Search the data for the word "Expected". Reproduce every line where it is found.

** begin Provided material **

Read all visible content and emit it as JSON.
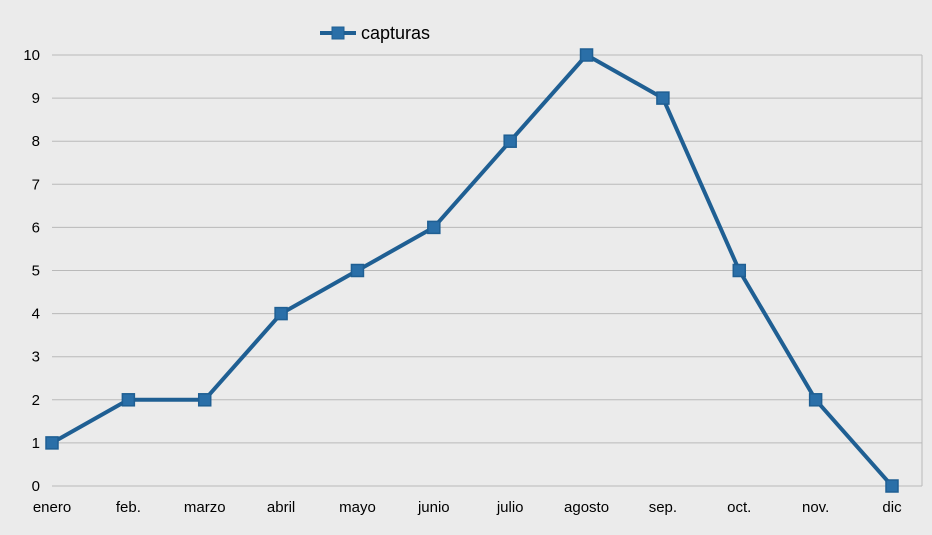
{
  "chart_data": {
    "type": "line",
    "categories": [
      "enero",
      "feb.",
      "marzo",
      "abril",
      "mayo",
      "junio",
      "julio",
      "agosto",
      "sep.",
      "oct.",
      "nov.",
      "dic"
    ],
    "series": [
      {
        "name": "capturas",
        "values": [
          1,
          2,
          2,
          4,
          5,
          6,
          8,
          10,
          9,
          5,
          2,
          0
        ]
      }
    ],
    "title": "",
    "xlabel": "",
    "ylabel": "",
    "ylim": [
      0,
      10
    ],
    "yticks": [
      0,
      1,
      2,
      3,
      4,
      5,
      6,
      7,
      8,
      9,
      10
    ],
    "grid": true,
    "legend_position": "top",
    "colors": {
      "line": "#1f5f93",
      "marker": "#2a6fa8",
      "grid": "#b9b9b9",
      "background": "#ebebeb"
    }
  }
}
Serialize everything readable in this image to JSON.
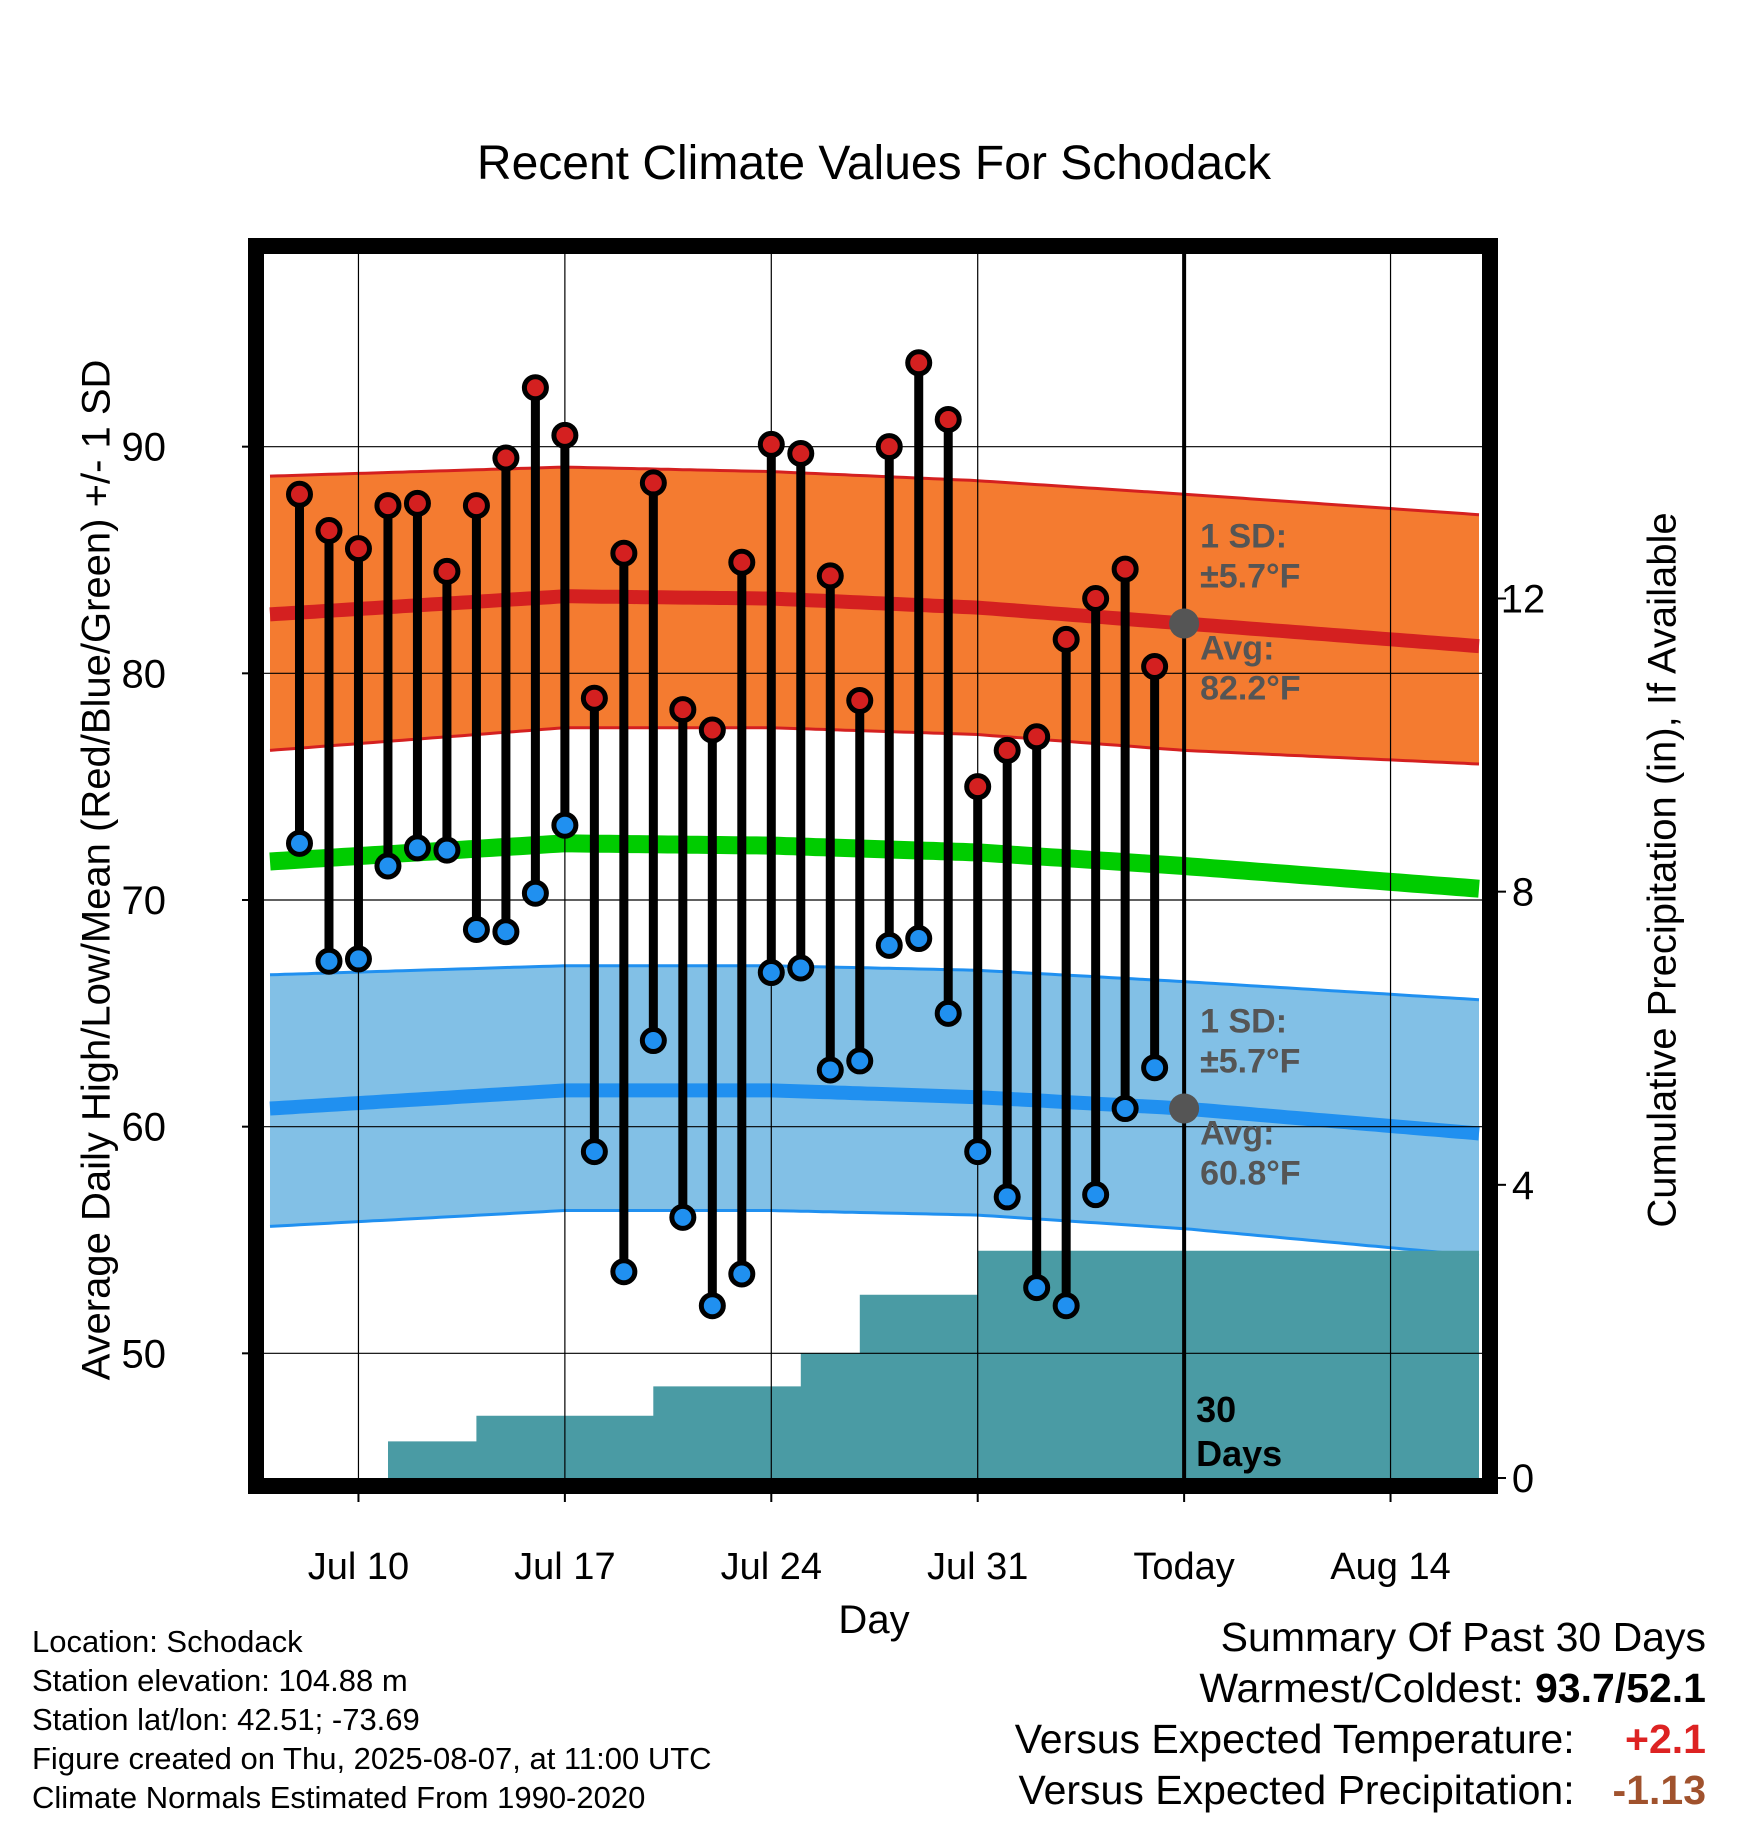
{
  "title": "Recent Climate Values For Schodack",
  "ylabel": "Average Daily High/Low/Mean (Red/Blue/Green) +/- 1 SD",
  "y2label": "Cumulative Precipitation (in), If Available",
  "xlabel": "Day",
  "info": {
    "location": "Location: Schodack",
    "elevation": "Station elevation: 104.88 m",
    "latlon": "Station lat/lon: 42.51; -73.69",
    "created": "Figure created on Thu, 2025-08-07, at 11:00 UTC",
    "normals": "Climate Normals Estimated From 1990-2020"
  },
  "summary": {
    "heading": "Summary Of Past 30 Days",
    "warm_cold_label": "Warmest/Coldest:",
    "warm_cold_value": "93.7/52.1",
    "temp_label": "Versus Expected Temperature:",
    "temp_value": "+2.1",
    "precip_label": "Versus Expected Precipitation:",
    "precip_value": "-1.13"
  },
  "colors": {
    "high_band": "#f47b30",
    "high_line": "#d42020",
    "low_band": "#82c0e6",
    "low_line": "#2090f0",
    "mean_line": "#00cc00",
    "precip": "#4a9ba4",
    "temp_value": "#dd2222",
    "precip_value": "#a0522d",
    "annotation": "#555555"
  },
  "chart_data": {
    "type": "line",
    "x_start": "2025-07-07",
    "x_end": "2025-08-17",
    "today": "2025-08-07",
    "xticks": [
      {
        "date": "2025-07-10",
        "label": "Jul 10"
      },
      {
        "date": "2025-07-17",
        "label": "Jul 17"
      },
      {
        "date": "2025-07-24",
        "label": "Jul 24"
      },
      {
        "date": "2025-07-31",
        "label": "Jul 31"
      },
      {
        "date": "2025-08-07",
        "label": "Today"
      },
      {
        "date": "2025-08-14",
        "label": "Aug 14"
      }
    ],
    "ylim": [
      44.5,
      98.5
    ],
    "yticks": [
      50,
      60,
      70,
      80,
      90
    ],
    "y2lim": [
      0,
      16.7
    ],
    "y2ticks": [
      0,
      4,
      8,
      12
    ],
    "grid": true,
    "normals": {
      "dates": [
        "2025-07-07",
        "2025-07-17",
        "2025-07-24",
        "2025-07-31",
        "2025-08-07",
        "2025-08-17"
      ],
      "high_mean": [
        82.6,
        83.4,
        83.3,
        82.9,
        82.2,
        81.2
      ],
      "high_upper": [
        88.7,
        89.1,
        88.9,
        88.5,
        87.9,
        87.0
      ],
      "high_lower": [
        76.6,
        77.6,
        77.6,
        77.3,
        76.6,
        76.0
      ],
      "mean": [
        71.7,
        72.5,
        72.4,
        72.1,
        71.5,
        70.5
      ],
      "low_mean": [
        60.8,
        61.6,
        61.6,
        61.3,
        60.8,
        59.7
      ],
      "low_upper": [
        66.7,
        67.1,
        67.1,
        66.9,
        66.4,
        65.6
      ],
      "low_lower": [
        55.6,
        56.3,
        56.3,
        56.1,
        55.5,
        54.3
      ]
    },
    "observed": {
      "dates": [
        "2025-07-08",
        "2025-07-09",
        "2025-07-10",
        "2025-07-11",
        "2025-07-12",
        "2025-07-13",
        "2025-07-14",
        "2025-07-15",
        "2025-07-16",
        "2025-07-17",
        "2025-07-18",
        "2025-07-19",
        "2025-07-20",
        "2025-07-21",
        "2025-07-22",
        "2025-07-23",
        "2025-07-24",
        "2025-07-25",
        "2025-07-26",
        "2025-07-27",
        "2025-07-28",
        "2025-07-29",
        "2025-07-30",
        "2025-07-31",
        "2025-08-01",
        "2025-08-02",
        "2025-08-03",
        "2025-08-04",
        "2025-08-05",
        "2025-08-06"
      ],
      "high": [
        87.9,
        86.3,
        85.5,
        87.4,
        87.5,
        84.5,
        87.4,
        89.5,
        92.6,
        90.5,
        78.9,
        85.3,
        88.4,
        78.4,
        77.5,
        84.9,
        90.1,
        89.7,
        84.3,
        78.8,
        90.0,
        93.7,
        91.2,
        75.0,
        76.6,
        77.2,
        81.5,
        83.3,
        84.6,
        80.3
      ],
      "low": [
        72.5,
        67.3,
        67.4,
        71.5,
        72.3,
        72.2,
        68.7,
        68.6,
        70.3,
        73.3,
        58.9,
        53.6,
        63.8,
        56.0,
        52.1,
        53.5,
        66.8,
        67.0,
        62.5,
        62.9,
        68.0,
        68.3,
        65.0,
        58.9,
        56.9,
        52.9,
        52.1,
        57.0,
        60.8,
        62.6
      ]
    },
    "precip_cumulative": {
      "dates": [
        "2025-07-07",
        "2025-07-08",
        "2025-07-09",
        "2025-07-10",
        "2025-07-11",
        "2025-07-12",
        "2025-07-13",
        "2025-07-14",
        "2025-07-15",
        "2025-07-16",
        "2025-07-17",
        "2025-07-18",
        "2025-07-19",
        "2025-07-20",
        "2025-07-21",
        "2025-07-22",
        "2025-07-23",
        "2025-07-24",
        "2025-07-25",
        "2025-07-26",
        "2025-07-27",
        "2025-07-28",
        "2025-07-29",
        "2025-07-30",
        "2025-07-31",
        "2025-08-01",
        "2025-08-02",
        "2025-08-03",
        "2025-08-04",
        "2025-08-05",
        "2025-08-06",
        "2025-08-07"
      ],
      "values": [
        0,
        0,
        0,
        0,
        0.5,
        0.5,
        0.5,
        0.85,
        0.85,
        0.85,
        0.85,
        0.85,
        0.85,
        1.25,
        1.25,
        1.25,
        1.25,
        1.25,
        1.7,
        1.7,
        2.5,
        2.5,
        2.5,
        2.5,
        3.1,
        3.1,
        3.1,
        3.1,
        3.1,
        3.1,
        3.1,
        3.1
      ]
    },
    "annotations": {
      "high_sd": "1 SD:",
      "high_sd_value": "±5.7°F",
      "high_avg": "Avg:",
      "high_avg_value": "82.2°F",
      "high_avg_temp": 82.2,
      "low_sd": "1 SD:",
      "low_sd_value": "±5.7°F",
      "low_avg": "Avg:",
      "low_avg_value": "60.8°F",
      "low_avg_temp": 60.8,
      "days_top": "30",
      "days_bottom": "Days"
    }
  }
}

** end Provided material **

→ Full answer:
    "temp_label": "Versus Expected Temperature:",
    "precip_label": "Versus Expected Precipitation:",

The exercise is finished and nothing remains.